Sift the material for lines containing "κλέπτω", and return them.

-- START --

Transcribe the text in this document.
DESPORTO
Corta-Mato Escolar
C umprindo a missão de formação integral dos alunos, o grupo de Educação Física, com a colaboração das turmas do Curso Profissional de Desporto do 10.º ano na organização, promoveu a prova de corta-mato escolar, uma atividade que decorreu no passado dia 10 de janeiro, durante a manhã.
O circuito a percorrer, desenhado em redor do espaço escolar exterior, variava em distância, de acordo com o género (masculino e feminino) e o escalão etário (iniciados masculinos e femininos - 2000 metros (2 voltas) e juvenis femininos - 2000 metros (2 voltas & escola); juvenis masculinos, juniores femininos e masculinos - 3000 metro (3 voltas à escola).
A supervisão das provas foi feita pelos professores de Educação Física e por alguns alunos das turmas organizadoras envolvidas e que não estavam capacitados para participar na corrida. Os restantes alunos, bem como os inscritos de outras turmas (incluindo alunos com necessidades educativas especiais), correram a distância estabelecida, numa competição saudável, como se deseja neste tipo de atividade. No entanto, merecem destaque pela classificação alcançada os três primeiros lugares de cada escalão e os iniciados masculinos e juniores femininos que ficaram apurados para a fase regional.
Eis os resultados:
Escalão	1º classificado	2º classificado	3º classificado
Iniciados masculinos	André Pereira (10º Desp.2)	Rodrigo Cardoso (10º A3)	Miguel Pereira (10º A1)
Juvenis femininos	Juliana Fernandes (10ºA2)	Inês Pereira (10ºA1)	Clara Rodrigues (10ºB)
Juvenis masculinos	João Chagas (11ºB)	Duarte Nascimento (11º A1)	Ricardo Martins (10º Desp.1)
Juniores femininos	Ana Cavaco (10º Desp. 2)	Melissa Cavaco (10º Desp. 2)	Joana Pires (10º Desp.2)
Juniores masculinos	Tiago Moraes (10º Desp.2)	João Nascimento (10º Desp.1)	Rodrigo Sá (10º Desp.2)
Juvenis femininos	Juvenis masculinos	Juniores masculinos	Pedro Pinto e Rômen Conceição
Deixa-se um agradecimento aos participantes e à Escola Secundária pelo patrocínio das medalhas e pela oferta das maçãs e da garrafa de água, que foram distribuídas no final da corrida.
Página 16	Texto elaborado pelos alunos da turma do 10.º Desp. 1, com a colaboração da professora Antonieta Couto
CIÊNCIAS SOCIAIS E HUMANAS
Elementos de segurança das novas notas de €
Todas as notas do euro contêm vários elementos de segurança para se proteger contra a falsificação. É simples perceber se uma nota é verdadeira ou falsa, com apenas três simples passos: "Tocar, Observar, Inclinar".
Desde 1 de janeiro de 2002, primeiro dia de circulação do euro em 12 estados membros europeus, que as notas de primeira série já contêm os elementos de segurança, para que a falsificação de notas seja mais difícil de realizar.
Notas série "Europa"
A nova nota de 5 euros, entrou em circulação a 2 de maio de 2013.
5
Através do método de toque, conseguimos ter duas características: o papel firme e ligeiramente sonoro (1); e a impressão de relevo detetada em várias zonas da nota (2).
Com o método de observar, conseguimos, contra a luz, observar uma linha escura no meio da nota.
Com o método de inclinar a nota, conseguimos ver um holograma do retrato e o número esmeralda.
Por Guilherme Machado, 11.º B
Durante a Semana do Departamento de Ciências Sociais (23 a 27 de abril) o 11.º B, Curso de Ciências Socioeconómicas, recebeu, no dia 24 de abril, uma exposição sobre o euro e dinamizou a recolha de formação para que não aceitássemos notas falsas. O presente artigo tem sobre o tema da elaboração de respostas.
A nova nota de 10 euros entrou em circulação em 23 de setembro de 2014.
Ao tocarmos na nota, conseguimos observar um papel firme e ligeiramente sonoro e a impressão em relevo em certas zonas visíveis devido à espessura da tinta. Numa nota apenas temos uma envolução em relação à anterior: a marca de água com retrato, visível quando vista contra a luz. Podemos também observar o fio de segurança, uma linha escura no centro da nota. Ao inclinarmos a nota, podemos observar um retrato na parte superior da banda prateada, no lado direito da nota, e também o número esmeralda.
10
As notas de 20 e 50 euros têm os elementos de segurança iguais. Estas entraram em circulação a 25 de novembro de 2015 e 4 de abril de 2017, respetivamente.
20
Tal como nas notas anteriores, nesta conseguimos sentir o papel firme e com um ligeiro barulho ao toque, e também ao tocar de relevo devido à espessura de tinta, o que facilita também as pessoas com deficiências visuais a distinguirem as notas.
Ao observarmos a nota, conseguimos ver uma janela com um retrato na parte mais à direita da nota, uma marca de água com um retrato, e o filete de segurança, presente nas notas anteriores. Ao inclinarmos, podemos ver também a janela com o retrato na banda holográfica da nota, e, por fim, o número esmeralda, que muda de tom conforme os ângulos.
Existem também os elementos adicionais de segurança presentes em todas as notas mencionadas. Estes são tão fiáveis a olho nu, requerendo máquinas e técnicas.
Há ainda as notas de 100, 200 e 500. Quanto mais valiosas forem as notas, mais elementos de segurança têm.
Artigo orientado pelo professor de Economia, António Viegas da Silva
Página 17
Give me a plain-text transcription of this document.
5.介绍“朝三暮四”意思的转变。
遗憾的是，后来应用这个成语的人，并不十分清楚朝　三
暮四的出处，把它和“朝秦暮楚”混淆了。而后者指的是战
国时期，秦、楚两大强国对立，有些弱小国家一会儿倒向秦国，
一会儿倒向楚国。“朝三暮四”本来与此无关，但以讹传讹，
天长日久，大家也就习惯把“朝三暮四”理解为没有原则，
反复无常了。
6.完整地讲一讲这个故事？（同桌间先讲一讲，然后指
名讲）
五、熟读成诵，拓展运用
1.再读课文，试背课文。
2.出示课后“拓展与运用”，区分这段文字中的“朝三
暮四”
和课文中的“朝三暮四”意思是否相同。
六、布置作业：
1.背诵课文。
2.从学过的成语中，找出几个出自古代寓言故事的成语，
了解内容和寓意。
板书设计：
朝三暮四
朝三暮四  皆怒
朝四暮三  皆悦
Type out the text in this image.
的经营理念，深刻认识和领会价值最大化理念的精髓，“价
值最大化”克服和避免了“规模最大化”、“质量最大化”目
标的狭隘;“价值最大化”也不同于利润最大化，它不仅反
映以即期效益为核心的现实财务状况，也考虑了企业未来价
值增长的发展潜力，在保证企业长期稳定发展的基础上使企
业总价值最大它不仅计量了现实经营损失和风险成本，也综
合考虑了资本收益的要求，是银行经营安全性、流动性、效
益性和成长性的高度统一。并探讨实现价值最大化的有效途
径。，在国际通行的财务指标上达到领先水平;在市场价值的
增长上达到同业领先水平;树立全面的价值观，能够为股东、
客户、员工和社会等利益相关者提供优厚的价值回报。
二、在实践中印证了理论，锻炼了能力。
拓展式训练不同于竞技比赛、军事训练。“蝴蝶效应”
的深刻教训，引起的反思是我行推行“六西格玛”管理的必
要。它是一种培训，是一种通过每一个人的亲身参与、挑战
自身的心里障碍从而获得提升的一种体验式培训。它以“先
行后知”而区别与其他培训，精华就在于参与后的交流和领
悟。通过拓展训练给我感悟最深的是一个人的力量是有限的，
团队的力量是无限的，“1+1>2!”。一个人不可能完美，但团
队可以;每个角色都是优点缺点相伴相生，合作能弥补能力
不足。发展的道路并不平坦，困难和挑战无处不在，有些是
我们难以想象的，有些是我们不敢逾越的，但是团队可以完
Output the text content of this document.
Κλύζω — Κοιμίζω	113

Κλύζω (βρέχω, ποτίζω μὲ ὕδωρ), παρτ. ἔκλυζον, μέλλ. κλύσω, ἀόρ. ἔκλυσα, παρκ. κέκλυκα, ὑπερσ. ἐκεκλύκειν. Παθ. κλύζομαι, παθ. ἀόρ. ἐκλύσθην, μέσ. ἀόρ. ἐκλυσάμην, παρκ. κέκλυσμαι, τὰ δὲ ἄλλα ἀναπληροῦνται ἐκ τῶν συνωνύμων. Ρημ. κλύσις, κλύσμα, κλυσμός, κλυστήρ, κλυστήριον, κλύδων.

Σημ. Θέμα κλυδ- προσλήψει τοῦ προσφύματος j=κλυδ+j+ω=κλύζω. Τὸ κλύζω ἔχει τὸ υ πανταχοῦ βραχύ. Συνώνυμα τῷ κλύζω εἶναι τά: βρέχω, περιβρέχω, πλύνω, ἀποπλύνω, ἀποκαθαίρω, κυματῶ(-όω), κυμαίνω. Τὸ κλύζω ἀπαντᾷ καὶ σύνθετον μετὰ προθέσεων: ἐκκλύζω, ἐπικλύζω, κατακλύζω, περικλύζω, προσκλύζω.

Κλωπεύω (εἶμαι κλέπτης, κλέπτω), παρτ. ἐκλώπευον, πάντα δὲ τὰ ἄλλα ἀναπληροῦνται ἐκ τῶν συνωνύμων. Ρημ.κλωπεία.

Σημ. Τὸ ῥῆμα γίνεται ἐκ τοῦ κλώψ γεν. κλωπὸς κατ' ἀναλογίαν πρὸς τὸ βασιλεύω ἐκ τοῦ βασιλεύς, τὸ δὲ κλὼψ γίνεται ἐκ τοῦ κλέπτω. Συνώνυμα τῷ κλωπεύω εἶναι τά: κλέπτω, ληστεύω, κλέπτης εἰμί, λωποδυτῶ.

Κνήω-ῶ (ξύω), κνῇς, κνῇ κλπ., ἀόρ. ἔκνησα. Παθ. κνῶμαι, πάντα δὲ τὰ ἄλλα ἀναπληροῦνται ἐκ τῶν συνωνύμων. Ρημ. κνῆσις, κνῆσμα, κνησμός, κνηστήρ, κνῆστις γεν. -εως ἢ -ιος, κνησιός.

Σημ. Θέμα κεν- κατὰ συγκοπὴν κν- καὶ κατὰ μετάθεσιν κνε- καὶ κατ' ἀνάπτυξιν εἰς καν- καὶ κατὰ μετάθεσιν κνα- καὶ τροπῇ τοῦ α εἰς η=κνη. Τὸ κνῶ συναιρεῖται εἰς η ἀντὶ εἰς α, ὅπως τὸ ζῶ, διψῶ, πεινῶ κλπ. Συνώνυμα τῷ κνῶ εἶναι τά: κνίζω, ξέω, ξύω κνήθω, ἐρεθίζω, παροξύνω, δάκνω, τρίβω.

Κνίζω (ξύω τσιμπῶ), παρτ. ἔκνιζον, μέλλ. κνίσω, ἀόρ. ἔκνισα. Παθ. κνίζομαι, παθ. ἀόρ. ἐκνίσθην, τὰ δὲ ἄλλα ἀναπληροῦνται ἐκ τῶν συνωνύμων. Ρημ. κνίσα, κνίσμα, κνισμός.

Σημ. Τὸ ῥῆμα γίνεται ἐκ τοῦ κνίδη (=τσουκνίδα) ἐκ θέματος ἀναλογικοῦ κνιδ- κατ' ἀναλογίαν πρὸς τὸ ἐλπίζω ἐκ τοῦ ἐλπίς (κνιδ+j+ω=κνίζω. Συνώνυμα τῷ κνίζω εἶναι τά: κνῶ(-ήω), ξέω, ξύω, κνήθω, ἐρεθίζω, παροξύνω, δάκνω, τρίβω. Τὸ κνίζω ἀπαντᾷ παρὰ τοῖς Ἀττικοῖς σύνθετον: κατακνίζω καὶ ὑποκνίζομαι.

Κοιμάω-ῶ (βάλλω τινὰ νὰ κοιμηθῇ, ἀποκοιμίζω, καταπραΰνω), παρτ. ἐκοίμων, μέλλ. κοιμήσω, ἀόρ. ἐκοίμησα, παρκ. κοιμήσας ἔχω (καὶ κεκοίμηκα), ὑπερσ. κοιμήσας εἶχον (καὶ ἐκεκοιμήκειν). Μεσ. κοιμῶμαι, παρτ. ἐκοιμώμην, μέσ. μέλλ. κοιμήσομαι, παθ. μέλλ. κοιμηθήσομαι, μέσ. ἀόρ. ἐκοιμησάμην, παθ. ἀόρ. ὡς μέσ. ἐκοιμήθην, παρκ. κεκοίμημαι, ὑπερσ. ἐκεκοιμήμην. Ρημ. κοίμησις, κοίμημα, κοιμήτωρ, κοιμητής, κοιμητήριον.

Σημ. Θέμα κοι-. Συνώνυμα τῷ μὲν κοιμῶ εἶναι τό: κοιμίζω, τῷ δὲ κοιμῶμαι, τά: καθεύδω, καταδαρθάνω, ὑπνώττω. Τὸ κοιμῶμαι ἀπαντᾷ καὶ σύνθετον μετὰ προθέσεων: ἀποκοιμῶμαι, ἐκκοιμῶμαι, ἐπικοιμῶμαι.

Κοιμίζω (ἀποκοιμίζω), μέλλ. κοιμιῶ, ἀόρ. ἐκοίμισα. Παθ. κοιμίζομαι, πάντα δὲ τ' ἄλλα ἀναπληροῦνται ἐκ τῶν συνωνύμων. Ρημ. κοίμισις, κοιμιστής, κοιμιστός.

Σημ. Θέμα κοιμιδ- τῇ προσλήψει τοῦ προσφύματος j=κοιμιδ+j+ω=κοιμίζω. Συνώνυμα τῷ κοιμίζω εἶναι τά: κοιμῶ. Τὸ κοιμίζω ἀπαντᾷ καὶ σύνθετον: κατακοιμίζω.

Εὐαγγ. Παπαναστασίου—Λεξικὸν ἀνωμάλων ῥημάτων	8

-- END --

Result for this task:
Κλωπεύω (εἶμαι κλέπτης, κλέπτω), παρτ. ἐκλώπευον, πάντα δὲ τὰ ἄλλα ἀναπληροῦνται ἐκ τῶν συνωνύμων. Ρημ.κλωπεία.
Σημ. Τὸ ῥῆμα γίνεται ἐκ τοῦ κλώψ γεν. κλωπὸς κατ' ἀναλογίαν πρὸς τὸ βασιλεύω ἐκ τοῦ βασιλεύς, τὸ δὲ κλὼψ γίνεται ἐκ τοῦ κλέπτω. Συνώνυμα τῷ κλωπεύω εἶναι τά: κλέπτω, ληστεύω, κλέπτης εἰμί, λωποδυτῶ.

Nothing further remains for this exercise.